== TASK INSTRUCTIONS ==
Give the number of lines below that contain "percent", with no other output.

== MATERIAL FOR THIS TASK ==
------------------------------------------------------------------------

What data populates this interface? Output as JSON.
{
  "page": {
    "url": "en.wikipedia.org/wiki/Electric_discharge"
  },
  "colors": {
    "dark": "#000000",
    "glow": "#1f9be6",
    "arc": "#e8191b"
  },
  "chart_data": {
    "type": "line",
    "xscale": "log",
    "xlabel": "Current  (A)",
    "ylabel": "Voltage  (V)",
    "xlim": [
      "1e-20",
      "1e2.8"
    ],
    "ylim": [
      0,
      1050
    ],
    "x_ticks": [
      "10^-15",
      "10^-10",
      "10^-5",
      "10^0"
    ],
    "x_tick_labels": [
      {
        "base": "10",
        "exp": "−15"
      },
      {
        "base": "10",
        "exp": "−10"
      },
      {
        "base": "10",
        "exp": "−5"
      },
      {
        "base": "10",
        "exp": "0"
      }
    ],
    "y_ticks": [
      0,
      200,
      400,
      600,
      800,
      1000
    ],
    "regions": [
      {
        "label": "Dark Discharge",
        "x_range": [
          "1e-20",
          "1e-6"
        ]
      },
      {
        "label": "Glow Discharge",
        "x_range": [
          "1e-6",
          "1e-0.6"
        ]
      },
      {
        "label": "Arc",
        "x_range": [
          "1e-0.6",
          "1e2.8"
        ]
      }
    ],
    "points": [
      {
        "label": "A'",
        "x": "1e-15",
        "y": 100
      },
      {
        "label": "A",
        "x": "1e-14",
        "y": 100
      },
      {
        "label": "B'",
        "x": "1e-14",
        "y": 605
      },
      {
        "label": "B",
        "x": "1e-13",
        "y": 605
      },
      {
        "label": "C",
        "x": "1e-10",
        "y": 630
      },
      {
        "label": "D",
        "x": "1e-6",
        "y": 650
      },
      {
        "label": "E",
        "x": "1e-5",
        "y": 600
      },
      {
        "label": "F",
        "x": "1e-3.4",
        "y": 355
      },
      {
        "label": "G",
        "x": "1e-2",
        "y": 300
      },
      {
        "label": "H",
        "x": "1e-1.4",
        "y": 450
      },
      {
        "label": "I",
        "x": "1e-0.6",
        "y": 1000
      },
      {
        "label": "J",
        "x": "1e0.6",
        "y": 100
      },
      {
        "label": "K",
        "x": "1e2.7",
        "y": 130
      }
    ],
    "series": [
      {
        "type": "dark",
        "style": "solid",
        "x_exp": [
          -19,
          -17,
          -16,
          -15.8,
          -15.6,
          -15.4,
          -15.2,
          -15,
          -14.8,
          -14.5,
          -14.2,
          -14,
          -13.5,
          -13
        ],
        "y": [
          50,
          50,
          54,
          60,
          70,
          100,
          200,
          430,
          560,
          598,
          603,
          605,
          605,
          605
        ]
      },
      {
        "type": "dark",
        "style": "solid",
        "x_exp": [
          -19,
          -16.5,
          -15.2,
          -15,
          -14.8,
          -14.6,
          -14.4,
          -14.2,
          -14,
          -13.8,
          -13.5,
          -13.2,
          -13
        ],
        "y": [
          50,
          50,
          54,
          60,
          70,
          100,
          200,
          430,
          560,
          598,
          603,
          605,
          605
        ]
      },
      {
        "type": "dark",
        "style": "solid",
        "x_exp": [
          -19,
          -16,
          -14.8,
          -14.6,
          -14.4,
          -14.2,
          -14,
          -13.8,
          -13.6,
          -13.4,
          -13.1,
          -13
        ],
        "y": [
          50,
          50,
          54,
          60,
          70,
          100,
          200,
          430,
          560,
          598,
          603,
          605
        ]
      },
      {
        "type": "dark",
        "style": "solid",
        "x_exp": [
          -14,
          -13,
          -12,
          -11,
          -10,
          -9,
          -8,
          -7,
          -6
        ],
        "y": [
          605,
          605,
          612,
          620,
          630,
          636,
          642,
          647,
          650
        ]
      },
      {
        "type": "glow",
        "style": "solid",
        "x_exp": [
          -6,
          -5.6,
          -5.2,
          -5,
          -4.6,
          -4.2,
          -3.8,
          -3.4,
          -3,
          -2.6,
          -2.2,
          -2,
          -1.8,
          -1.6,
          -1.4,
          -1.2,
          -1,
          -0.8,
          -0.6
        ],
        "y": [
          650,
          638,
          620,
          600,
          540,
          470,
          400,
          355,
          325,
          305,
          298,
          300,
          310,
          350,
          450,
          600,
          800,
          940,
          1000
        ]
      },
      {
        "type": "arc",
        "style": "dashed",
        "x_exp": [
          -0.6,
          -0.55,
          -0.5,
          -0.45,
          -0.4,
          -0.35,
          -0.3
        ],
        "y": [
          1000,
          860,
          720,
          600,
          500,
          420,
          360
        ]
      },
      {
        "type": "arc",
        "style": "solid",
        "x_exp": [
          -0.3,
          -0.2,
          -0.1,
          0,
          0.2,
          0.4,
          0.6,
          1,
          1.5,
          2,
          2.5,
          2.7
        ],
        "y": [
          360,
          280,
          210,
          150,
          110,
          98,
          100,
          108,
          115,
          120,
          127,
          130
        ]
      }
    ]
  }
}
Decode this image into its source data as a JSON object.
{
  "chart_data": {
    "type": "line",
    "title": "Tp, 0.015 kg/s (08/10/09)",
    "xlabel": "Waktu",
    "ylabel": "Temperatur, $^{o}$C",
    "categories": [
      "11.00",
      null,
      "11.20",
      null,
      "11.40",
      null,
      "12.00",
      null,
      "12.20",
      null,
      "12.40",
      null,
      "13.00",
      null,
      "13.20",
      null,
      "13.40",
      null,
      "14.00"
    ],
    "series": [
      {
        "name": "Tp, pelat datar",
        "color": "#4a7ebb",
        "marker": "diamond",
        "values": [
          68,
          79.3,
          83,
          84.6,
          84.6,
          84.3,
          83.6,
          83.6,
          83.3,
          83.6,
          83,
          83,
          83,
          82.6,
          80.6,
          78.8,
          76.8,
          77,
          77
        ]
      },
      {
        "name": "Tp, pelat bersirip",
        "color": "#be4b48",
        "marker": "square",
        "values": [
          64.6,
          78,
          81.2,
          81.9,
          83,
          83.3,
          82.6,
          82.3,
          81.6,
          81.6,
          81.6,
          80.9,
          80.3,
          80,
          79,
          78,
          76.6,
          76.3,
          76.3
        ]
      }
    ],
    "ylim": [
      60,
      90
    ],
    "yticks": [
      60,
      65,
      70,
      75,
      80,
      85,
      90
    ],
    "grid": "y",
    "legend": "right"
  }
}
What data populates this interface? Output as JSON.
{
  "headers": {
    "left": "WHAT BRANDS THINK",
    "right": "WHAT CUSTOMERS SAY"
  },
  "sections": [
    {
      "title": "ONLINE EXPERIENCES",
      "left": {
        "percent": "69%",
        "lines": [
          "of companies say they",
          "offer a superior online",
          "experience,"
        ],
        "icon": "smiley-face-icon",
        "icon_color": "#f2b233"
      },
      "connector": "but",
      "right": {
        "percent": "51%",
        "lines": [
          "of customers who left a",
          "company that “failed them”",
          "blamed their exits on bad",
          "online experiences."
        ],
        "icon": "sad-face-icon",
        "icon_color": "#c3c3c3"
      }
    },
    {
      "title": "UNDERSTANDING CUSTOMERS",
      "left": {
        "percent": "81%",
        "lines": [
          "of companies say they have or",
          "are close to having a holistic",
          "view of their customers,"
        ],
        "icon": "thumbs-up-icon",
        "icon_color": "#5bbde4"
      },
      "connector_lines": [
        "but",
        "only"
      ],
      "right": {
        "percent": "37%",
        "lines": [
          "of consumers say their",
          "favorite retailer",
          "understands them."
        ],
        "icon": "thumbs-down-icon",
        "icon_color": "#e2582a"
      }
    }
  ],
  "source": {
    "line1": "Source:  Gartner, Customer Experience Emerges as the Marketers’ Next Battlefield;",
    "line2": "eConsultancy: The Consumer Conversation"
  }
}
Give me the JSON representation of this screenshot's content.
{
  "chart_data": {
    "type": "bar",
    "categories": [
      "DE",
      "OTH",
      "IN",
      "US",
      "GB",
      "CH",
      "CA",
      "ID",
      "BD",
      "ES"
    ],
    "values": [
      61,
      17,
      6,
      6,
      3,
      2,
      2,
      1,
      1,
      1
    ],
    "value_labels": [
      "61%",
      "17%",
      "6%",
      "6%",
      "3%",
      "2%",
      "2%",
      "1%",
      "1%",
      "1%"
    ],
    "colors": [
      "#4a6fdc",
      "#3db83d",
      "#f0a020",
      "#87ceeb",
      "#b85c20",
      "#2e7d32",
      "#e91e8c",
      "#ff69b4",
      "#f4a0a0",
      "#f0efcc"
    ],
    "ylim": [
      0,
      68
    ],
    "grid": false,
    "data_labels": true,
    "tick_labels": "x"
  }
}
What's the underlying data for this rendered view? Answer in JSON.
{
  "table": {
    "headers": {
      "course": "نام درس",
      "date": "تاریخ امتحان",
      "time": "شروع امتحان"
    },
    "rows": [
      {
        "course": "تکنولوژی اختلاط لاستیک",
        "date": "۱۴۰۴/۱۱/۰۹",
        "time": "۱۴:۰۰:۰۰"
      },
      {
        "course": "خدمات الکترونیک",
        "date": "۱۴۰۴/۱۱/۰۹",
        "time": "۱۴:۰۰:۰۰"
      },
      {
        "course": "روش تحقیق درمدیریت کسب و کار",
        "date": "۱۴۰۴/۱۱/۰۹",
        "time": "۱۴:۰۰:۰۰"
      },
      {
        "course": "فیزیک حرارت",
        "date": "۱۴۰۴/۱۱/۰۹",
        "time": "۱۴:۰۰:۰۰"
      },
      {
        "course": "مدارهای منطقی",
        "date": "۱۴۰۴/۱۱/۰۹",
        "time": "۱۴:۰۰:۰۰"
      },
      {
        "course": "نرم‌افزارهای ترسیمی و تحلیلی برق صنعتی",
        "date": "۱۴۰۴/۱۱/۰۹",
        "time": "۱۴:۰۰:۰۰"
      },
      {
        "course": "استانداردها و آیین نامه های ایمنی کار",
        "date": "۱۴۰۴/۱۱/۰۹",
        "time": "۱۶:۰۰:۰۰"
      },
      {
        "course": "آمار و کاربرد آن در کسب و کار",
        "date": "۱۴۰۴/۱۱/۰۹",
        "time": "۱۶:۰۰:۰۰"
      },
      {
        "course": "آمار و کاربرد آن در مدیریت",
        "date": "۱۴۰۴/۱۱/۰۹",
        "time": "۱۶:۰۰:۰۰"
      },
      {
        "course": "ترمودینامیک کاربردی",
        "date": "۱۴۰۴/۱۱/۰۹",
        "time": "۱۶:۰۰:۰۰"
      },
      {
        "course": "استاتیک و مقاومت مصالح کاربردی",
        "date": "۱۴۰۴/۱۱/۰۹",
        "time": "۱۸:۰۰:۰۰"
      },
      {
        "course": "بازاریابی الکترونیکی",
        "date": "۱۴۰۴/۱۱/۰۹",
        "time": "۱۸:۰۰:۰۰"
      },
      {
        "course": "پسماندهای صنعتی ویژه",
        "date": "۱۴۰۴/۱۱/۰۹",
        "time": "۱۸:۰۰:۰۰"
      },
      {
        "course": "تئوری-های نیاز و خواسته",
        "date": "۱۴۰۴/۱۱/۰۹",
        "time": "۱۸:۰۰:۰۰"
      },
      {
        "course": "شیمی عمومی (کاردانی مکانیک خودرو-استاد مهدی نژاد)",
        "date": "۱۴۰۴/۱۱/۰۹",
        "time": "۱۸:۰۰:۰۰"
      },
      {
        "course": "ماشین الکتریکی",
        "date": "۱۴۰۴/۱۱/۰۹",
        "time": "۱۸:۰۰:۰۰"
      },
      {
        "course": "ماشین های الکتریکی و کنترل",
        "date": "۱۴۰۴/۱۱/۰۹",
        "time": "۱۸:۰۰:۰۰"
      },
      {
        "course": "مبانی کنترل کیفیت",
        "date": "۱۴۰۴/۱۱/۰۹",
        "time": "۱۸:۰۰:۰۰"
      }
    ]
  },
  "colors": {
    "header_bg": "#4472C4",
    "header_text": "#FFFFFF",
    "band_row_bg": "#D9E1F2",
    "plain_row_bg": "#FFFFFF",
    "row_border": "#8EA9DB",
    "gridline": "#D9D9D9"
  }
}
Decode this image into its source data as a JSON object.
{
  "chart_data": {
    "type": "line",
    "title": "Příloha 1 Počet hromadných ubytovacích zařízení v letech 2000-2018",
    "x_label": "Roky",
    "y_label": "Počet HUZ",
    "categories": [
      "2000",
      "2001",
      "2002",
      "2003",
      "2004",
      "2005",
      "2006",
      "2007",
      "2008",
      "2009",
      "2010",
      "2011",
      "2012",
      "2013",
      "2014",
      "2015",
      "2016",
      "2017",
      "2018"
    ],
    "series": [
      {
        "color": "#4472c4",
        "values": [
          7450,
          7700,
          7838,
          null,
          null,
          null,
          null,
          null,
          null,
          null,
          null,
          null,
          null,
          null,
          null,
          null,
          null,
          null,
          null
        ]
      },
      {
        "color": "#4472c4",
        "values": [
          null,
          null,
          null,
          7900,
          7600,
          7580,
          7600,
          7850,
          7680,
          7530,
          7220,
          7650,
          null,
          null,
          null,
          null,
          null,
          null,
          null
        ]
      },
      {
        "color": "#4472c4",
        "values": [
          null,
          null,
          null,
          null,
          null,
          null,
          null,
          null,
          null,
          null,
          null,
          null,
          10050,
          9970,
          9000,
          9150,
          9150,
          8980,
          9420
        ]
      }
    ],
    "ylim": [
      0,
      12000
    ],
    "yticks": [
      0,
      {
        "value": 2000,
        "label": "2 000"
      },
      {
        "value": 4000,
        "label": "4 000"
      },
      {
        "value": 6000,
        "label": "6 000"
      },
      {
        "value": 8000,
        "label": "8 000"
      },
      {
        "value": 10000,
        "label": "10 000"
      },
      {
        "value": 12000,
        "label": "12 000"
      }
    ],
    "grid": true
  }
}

------------------------------------------------------------------------

== THE OUTPUT ==
4